Keep only those lines of the records that include the string "Création".

> _Source records_
— begin —

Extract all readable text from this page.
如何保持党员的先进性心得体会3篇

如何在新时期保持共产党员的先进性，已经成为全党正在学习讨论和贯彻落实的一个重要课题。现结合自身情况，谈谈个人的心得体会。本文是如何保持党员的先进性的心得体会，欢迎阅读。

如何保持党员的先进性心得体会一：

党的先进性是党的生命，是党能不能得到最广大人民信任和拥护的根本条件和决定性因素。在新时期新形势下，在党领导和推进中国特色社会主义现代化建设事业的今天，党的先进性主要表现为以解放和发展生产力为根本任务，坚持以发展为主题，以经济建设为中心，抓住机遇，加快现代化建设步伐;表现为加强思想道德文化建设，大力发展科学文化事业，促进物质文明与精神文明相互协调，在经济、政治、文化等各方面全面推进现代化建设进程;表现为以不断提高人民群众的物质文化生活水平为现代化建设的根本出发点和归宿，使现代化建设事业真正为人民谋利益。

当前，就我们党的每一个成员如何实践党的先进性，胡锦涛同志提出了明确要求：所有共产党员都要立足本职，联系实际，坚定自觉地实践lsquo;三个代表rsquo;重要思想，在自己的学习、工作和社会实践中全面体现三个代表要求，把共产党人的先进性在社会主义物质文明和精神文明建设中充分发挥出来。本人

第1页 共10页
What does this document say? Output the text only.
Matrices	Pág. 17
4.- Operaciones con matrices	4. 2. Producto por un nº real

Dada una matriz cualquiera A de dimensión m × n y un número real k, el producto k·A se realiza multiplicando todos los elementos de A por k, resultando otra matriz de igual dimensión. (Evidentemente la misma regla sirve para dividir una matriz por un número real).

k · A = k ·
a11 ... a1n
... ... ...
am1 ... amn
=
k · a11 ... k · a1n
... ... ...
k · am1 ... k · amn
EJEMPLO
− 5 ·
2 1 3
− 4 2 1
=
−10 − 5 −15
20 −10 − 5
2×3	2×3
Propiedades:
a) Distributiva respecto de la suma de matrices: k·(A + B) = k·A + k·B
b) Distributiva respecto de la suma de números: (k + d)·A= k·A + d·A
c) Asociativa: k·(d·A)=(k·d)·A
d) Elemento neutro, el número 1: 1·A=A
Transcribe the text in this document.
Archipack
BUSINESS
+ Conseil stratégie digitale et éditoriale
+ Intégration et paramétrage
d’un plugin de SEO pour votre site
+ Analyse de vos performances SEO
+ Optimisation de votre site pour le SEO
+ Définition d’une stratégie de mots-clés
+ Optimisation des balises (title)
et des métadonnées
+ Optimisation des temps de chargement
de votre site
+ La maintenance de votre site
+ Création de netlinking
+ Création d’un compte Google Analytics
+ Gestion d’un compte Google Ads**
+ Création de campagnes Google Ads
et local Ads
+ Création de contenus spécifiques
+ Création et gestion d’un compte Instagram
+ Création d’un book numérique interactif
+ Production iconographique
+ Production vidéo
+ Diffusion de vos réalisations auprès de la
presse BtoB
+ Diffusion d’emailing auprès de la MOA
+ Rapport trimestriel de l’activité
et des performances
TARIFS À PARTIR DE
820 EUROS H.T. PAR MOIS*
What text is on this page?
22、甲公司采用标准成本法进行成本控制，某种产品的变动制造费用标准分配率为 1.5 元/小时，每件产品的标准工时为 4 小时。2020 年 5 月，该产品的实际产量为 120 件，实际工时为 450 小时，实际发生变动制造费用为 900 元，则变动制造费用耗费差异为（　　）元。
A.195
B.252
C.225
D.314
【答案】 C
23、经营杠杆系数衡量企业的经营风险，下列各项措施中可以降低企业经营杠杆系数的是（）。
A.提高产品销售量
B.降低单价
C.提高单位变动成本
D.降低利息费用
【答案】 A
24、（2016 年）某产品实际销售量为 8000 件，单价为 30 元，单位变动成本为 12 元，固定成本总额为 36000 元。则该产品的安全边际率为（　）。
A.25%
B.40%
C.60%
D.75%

— end —

> _The result_
+ Création de netlinking
+ Création d’un compte Google Analytics
+ Création de campagnes Google Ads
+ Création de contenus spécifiques
+ Création et gestion d’un compte Instagram
+ Création d’un book numérique interactif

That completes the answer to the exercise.